**PROVIDED ENTRIES**:
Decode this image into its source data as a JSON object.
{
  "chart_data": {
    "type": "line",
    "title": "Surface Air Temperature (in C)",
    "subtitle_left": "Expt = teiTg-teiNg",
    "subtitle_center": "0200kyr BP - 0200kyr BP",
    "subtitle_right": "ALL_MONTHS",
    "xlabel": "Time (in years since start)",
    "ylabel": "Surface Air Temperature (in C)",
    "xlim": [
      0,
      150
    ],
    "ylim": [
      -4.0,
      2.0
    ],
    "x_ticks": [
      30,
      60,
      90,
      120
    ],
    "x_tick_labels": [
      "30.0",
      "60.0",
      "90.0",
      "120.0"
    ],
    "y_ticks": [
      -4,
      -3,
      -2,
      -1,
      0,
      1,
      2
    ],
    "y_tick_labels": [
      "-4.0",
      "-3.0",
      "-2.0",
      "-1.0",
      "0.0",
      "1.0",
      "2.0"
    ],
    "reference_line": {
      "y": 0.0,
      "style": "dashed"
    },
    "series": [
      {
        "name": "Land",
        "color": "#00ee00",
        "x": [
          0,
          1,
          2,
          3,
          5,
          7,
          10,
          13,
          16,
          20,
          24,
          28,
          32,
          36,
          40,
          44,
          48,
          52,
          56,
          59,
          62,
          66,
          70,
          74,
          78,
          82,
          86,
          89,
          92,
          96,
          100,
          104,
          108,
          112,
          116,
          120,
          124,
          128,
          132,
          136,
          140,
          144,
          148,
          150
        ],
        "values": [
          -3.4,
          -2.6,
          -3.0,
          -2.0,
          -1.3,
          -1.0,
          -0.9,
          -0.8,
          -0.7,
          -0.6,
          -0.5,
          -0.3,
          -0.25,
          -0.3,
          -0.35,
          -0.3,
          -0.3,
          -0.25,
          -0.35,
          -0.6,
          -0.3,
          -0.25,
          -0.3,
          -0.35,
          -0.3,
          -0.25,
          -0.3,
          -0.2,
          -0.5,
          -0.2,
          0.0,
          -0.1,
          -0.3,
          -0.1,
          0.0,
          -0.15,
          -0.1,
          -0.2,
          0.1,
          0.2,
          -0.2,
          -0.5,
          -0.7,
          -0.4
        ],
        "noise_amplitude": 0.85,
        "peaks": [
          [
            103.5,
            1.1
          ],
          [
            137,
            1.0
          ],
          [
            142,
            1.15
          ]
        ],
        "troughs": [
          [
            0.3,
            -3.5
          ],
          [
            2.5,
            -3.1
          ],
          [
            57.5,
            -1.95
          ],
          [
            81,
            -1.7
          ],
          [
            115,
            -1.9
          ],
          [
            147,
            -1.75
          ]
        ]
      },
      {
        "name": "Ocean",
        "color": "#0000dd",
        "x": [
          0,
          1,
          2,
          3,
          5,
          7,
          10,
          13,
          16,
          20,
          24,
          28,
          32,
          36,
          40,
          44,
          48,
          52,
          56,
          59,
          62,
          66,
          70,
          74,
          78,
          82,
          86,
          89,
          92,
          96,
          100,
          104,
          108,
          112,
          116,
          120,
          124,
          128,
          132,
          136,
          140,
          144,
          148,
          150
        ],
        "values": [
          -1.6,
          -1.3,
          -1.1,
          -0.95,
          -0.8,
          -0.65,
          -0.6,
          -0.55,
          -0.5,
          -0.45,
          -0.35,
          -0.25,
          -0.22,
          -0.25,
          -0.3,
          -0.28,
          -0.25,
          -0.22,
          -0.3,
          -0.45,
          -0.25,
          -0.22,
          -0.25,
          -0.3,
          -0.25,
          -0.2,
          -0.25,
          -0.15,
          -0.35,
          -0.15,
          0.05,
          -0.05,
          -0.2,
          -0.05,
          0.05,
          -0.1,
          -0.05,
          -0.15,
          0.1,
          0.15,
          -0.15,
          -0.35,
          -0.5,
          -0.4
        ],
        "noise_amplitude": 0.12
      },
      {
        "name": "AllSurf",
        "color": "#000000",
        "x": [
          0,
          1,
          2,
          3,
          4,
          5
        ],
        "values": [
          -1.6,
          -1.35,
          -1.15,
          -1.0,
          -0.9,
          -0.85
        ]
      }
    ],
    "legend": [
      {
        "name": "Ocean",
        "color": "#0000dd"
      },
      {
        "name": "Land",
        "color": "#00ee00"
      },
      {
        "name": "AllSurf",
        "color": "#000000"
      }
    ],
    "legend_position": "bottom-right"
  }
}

**EXERCISE DIRECTIONS**: Pull every line containing "color" from the data.

**THE RESPONSE**:
        "color": "#00ee00",
        "color": "#0000dd",
        "color": "#000000",
        "color": "#0000dd"
        "color": "#00ee00"
        "color": "#000000"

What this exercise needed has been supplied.